Records from a data source
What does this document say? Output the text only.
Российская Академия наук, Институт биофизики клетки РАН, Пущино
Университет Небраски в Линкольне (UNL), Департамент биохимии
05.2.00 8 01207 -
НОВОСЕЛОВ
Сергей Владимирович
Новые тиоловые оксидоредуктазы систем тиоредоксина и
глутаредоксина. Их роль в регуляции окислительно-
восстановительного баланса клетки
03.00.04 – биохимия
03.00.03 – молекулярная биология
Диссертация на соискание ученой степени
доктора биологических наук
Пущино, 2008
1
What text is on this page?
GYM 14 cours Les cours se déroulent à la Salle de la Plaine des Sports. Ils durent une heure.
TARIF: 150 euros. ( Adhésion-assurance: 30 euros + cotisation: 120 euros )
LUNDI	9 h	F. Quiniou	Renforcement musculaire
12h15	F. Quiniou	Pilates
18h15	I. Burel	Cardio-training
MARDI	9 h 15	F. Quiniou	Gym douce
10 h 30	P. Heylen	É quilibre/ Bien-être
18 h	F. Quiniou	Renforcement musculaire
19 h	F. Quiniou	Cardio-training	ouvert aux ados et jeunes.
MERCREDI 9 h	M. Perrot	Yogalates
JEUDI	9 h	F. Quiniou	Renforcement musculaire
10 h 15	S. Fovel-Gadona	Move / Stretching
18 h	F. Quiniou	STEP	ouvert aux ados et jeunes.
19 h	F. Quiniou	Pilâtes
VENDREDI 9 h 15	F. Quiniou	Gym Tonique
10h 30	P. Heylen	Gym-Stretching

→ **SHORT EXERCISE**
Make an exact copy of the listing, including every line.

→ **FINAL ANSWER**
What does this document say? Output the text only.
Российская Академия наук, Институт биофизики клетки РАН, Пущино
Университет Небраски в Линкольне (UNL), Департамент биохимии
05.2.00 8 01207 -
НОВОСЕЛОВ
Сергей Владимирович
Новые тиоловые оксидоредуктазы систем тиоредоксина и
глутаредоксина. Их роль в регуляции окислительно-
восстановительного баланса клетки
03.00.04 – биохимия
03.00.03 – молекулярная биология
Диссертация на соискание ученой степени
доктора биологических наук
Пущино, 2008
1
What text is on this page?
GYM 14 cours Les cours se déroulent à la Salle de la Plaine des Sports. Ils durent une heure.
TARIF: 150 euros. ( Adhésion-assurance: 30 euros + cotisation: 120 euros )
LUNDI	9 h	F. Quiniou	Renforcement musculaire
12h15	F. Quiniou	Pilates
18h15	I. Burel	Cardio-training
MARDI	9 h 15	F. Quiniou	Gym douce
10 h 30	P. Heylen	É quilibre/ Bien-être
18 h	F. Quiniou	Renforcement musculaire
19 h	F. Quiniou	Cardio-training	ouvert aux ados et jeunes.
MERCREDI 9 h	M. Perrot	Yogalates
JEUDI	9 h	F. Quiniou	Renforcement musculaire
10 h 15	S. Fovel-Gadona	Move / Stretching
18 h	F. Quiniou	STEP	ouvert aux ados et jeunes.
19 h	F. Quiniou	Pilâtes
VENDREDI 9 h 15	F. Quiniou	Gym Tonique
10h 30	P. Heylen	Gym-Stretching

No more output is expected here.